[Begin]

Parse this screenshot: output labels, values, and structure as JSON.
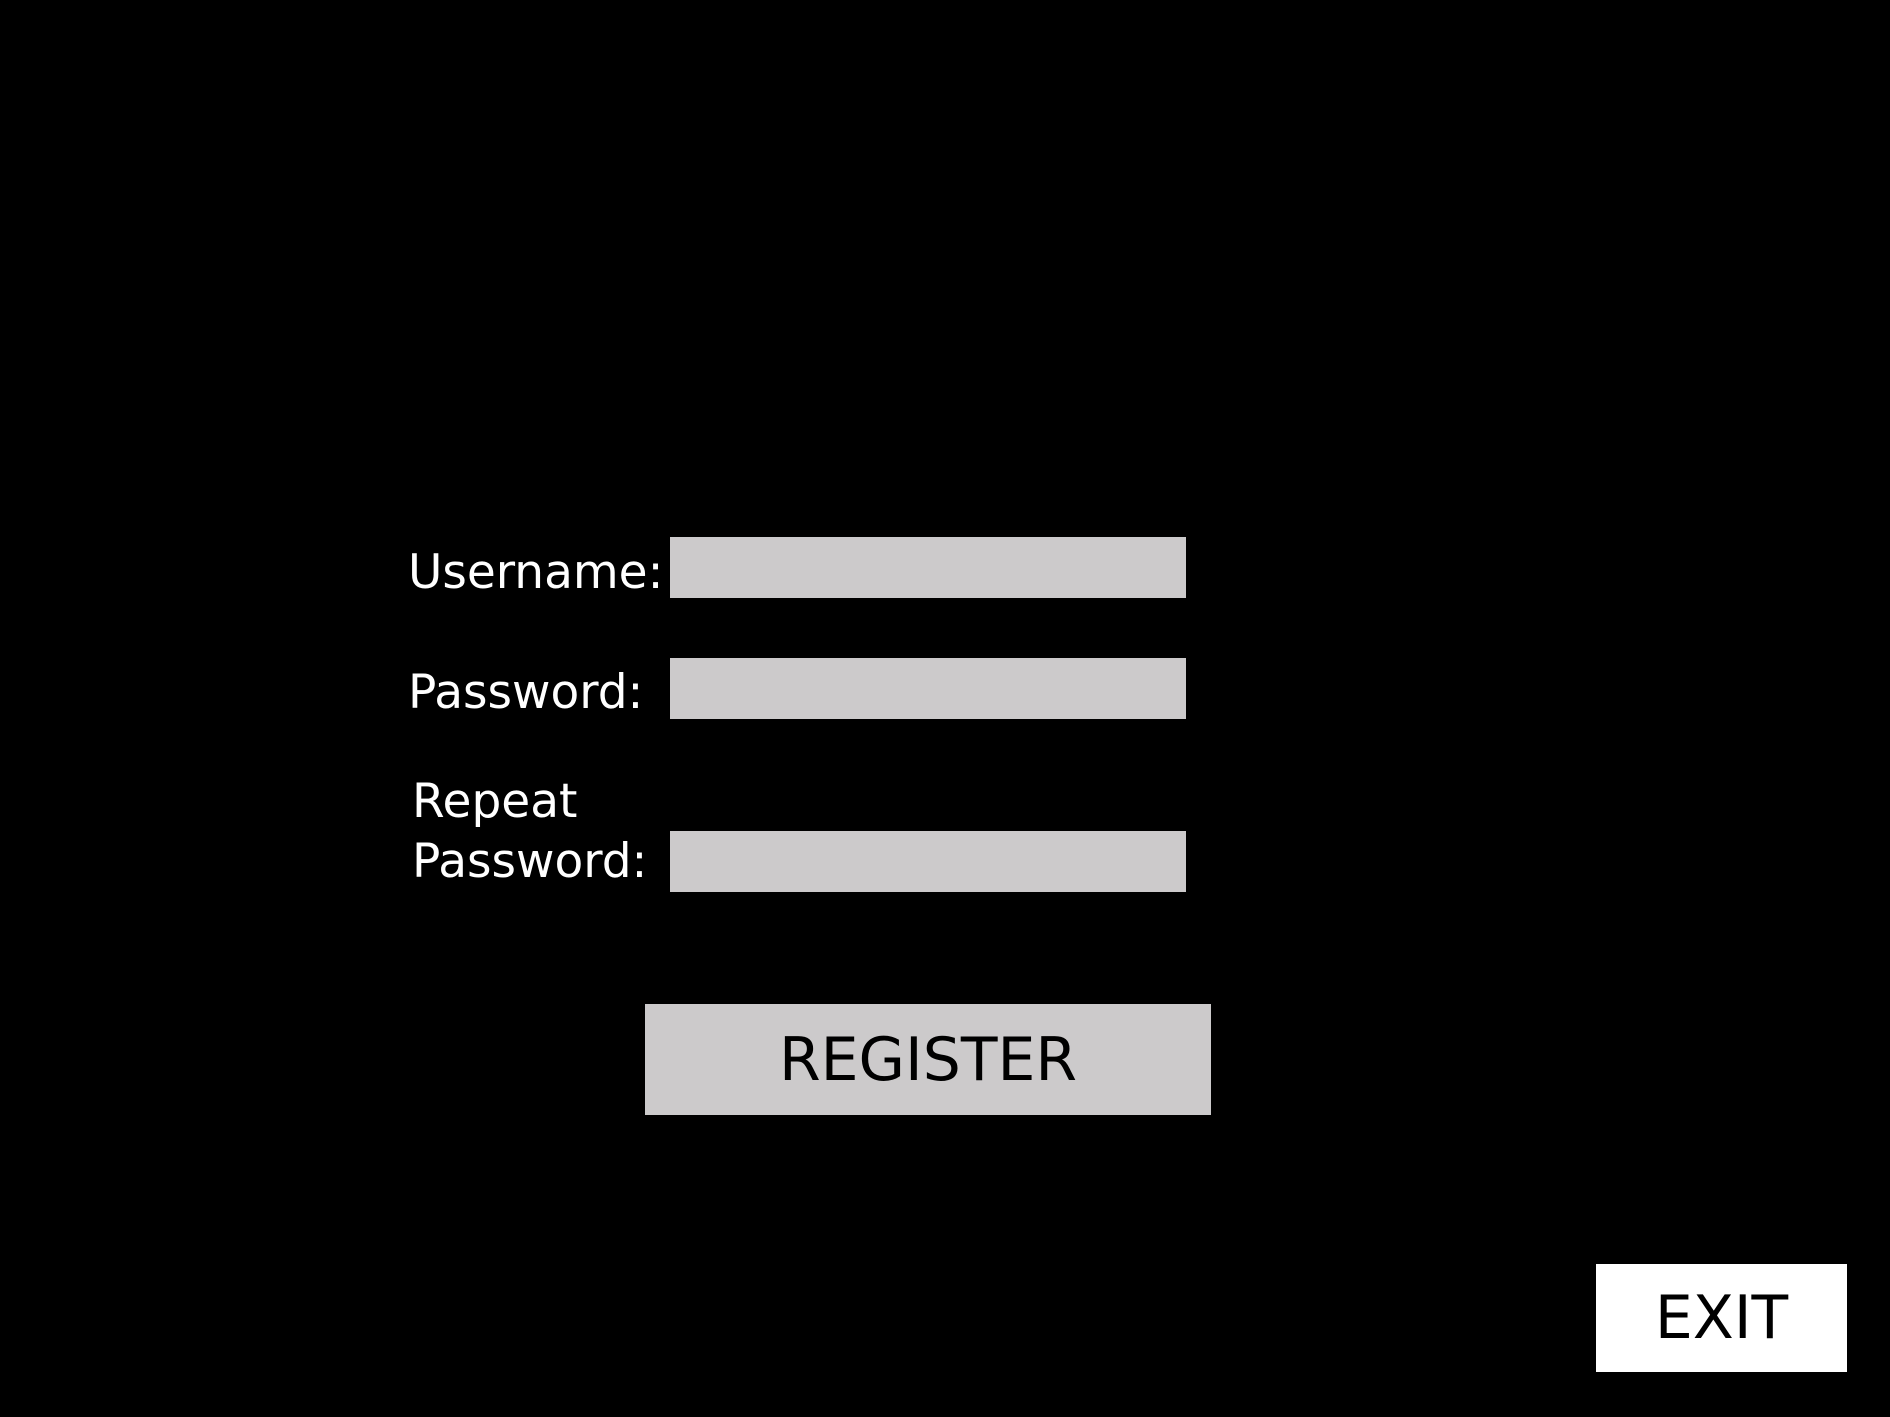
{
  "form": {
    "username_label": "Username:",
    "password_label": "Password:",
    "repeat_password_label_line1": "Repeat",
    "repeat_password_label_line2": "Password:",
    "username_value": "",
    "password_value": "",
    "repeat_password_value": "",
    "register_label": "REGISTER"
  },
  "exit_label": "EXIT",
  "colors": {
    "background": "#000000",
    "field": "#cccacb",
    "label_text": "#ffffff",
    "button_text": "#000000",
    "exit_background": "#ffffff"
  }
}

[End]

#### REQUIREMENT:
Every line of the data above should be quoted exactly. Omit the pictures.

#### REPLY TO THE EXERCISE:
Parse this screenshot: output labels, values, and structure as JSON.
{
  "form": {
    "username_label": "Username:",
    "password_label": "Password:",
    "repeat_password_label_line1": "Repeat",
    "repeat_password_label_line2": "Password:",
    "username_value": "",
    "password_value": "",
    "repeat_password_value": "",
    "register_label": "REGISTER"
  },
  "exit_label": "EXIT",
  "colors": {
    "background": "#000000",
    "field": "#cccacb",
    "label_text": "#ffffff",
    "button_text": "#000000",
    "exit_background": "#ffffff"
  }
}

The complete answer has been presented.